Please repeat all of the listing exactly.

§ **DATASET ROWS**
+---+

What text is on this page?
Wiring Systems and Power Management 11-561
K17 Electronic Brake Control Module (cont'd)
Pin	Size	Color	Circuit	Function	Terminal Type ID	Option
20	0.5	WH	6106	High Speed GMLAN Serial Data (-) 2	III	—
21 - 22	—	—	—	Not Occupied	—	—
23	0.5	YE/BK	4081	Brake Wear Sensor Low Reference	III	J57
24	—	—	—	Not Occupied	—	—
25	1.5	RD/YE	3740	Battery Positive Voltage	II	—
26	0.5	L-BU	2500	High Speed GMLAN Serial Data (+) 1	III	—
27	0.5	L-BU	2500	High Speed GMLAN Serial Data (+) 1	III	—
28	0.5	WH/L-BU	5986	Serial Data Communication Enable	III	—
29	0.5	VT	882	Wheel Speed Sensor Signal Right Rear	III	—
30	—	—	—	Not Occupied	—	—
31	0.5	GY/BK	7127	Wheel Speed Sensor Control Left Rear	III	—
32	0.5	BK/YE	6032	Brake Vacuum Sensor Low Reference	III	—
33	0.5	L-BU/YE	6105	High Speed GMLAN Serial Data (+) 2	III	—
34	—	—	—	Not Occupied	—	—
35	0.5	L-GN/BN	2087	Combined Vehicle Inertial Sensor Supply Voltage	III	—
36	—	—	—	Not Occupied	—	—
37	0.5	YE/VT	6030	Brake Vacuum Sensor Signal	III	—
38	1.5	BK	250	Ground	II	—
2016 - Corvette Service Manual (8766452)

+---+

§ **EXERCISE SOLUTION**
What text is on this page?
Wiring Systems and Power Management 11-561
K17 Electronic Brake Control Module (cont'd)
Pin	Size	Color	Circuit	Function	Terminal Type ID	Option
20	0.5	WH	6106	High Speed GMLAN Serial Data (-) 2	III	—
21 - 22	—	—	—	Not Occupied	—	—
23	0.5	YE/BK	4081	Brake Wear Sensor Low Reference	III	J57
24	—	—	—	Not Occupied	—	—
25	1.5	RD/YE	3740	Battery Positive Voltage	II	—
26	0.5	L-BU	2500	High Speed GMLAN Serial Data (+) 1	III	—
27	0.5	L-BU	2500	High Speed GMLAN Serial Data (+) 1	III	—
28	0.5	WH/L-BU	5986	Serial Data Communication Enable	III	—
29	0.5	VT	882	Wheel Speed Sensor Signal Right Rear	III	—
30	—	—	—	Not Occupied	—	—
31	0.5	GY/BK	7127	Wheel Speed Sensor Control Left Rear	III	—
32	0.5	BK/YE	6032	Brake Vacuum Sensor Low Reference	III	—
33	0.5	L-BU/YE	6105	High Speed GMLAN Serial Data (+) 2	III	—
34	—	—	—	Not Occupied	—	—
35	0.5	L-GN/BN	2087	Combined Vehicle Inertial Sensor Supply Voltage	III	—
36	—	—	—	Not Occupied	—	—
37	0.5	YE/VT	6030	Brake Vacuum Sensor Signal	III	—
38	1.5	BK	250	Ground	II	—
2016 - Corvette Service Manual (8766452)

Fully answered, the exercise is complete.